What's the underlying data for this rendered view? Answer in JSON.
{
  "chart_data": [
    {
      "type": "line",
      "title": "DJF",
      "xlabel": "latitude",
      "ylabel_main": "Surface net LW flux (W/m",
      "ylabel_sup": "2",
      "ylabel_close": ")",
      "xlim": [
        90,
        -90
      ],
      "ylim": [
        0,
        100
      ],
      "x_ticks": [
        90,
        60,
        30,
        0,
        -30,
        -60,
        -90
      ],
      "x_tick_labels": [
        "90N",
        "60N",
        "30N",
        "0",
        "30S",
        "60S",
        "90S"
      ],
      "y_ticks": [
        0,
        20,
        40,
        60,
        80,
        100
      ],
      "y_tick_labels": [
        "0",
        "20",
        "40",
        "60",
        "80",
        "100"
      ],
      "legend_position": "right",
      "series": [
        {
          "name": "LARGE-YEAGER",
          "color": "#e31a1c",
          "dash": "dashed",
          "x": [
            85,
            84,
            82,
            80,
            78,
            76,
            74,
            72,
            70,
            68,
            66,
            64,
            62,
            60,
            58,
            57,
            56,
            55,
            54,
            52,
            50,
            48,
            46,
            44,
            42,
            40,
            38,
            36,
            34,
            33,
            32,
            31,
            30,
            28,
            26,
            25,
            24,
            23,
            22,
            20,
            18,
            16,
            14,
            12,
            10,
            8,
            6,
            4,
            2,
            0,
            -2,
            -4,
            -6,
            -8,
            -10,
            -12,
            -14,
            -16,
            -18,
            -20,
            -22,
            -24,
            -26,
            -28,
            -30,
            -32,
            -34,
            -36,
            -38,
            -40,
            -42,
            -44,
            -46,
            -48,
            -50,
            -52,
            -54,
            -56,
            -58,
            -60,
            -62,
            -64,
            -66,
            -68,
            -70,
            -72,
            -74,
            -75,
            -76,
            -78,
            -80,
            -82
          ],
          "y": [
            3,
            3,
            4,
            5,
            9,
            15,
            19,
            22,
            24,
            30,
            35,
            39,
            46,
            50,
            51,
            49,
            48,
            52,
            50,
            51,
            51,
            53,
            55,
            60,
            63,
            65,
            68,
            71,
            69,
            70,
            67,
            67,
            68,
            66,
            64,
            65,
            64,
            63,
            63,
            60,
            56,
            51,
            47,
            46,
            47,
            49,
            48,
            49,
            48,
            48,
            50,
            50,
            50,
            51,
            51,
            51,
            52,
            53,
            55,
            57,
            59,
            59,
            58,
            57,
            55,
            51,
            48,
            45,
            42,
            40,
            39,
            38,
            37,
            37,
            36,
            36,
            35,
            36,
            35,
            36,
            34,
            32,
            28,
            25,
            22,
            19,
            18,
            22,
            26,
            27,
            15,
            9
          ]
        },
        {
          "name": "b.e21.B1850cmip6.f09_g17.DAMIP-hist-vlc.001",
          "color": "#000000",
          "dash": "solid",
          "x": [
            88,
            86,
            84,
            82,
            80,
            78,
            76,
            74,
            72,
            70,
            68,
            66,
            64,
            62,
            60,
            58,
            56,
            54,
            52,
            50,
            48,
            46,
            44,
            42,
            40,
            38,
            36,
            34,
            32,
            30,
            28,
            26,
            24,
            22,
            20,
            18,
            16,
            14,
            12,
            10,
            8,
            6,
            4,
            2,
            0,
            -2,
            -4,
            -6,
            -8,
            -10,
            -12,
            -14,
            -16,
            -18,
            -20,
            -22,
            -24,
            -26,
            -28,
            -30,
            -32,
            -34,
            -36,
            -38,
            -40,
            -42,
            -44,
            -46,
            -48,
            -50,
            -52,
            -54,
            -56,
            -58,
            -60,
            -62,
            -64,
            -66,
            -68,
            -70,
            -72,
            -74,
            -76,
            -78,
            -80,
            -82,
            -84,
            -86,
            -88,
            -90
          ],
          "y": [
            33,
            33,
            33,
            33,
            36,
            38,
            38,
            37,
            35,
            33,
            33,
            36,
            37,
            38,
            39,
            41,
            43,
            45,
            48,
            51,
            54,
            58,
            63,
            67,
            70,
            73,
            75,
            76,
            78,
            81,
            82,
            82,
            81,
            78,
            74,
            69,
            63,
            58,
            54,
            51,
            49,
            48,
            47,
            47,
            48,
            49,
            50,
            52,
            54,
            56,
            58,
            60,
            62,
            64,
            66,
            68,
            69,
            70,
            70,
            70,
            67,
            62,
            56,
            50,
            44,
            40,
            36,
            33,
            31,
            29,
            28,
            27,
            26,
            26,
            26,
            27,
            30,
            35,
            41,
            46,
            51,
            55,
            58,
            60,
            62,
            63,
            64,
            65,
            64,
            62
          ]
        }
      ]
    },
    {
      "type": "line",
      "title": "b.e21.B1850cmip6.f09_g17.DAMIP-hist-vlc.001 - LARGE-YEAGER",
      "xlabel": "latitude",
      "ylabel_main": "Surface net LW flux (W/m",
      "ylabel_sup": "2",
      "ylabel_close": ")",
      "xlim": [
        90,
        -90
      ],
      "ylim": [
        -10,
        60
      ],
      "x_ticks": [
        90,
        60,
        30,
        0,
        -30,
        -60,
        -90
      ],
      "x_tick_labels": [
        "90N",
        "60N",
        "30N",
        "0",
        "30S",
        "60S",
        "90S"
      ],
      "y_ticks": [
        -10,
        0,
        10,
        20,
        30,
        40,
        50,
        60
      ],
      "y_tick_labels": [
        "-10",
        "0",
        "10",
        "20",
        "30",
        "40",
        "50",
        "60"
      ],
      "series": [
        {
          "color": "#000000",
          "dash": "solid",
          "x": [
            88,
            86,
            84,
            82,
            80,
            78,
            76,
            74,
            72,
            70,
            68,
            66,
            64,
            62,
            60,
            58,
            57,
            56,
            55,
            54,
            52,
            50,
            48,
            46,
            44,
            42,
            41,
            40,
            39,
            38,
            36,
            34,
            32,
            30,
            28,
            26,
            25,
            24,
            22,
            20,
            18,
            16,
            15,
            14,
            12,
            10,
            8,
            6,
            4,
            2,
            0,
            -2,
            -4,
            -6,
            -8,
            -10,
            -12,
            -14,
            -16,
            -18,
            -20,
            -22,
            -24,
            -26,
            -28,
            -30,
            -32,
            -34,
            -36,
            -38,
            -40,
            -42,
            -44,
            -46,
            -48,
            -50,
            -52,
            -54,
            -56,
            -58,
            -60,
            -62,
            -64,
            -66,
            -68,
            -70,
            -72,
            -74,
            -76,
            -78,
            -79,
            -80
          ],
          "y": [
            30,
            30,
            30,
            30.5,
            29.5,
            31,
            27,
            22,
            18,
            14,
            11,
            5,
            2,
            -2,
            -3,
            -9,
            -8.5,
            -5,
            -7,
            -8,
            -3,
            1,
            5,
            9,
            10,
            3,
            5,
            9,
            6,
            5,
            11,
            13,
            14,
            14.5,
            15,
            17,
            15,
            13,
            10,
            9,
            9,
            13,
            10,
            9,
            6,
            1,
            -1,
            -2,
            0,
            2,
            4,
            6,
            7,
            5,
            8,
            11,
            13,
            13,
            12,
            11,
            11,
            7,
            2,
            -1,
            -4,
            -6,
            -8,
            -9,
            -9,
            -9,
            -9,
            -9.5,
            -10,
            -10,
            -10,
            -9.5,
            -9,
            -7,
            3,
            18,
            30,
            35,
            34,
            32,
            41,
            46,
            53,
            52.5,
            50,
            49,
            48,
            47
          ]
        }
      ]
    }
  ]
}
════
Show each line in the entries that holds the string "LARGE".

          "name": "LARGE-YEAGER",
      "title": "b.e21.B1850cmip6.f09_g17.DAMIP-hist-vlc.001 - LARGE-YEAGER",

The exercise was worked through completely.